Goal:
Copy all lines below containing "credit".

(Dataset items)
****************
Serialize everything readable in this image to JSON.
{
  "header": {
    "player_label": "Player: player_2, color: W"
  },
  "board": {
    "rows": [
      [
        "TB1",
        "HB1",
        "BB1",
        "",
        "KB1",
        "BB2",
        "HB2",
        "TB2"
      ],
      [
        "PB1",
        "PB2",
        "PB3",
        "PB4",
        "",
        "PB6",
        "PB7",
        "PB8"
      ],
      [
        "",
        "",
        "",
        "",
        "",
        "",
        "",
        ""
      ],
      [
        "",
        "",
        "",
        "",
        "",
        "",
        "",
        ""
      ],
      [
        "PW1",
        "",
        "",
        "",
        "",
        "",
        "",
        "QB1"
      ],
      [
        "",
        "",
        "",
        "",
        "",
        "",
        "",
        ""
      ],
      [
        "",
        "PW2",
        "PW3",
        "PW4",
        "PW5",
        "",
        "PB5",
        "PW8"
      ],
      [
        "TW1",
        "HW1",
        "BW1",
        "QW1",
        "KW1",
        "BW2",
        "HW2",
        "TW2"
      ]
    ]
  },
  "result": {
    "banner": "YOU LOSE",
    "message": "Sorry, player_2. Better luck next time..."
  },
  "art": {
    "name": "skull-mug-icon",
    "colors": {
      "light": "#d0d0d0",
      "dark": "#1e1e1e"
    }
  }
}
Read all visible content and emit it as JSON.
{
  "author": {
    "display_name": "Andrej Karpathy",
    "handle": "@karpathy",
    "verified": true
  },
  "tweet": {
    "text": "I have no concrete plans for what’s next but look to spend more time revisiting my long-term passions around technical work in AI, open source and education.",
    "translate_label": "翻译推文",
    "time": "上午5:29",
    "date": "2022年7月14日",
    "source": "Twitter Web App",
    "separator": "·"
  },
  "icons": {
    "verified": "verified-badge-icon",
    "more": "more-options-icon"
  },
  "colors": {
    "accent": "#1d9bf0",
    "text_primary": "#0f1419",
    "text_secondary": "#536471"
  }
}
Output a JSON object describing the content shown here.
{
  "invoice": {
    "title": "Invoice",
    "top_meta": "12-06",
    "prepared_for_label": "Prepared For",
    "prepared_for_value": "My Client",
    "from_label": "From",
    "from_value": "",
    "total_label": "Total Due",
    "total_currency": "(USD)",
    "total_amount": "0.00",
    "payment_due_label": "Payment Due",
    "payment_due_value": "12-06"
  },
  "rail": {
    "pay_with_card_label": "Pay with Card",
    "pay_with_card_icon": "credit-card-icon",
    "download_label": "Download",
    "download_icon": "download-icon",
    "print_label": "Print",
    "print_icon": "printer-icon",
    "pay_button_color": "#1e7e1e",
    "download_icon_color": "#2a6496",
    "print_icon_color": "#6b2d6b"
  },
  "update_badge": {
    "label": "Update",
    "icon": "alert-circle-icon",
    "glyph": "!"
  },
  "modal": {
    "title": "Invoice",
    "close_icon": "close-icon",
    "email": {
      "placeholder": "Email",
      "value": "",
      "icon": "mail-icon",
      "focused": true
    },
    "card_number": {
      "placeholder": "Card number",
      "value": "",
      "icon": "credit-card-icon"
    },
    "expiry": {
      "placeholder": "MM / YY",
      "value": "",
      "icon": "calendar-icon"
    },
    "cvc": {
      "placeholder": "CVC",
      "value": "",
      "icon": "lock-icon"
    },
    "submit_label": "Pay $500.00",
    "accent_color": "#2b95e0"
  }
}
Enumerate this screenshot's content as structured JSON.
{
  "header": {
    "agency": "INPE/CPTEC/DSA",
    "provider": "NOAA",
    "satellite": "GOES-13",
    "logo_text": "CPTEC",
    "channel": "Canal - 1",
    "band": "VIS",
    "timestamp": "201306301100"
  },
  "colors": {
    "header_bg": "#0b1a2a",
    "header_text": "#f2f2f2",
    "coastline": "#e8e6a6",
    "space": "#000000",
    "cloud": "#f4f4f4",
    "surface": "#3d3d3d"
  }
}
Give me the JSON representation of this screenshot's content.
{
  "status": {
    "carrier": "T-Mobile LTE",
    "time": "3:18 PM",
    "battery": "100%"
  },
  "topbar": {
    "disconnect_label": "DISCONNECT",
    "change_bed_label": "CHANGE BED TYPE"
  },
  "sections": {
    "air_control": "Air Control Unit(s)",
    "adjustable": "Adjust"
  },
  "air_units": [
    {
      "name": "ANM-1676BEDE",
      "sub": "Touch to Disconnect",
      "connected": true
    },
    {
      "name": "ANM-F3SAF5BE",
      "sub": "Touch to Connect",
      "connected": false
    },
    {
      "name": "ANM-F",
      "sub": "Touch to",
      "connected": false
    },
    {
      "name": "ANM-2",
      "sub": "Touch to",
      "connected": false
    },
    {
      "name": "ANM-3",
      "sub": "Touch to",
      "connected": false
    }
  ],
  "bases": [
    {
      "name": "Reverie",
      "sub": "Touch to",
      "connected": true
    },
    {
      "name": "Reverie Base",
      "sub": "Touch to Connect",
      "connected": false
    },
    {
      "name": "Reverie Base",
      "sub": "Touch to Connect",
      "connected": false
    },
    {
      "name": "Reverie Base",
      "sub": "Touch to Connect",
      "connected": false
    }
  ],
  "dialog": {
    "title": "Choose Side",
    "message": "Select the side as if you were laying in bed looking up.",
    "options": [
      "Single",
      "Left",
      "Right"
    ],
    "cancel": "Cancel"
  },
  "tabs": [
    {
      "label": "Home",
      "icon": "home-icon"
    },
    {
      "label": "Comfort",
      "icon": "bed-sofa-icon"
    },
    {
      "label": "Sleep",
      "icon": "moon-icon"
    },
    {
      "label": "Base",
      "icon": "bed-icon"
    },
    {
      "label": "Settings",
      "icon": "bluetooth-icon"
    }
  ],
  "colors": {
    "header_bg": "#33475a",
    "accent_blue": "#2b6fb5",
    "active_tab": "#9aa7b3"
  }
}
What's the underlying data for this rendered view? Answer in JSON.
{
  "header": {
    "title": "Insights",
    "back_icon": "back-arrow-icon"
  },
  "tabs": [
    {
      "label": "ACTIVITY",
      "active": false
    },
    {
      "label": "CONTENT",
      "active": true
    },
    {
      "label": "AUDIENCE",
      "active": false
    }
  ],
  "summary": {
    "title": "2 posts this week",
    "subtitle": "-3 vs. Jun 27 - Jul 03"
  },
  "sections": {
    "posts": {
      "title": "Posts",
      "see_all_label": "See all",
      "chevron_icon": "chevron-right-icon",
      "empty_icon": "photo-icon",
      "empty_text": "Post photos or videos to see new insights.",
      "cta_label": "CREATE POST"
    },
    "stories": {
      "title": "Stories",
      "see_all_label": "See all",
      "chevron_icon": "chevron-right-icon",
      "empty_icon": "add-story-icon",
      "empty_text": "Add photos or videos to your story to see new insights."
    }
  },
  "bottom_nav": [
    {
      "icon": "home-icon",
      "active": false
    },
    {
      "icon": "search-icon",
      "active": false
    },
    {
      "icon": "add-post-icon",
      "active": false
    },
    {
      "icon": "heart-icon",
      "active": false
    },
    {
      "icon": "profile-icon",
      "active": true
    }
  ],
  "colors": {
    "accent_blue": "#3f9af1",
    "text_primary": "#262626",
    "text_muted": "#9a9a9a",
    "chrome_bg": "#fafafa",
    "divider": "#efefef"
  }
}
****************
The reply:
    "pay_with_card_icon": "credit-card-icon",
      "icon": "credit-card-icon"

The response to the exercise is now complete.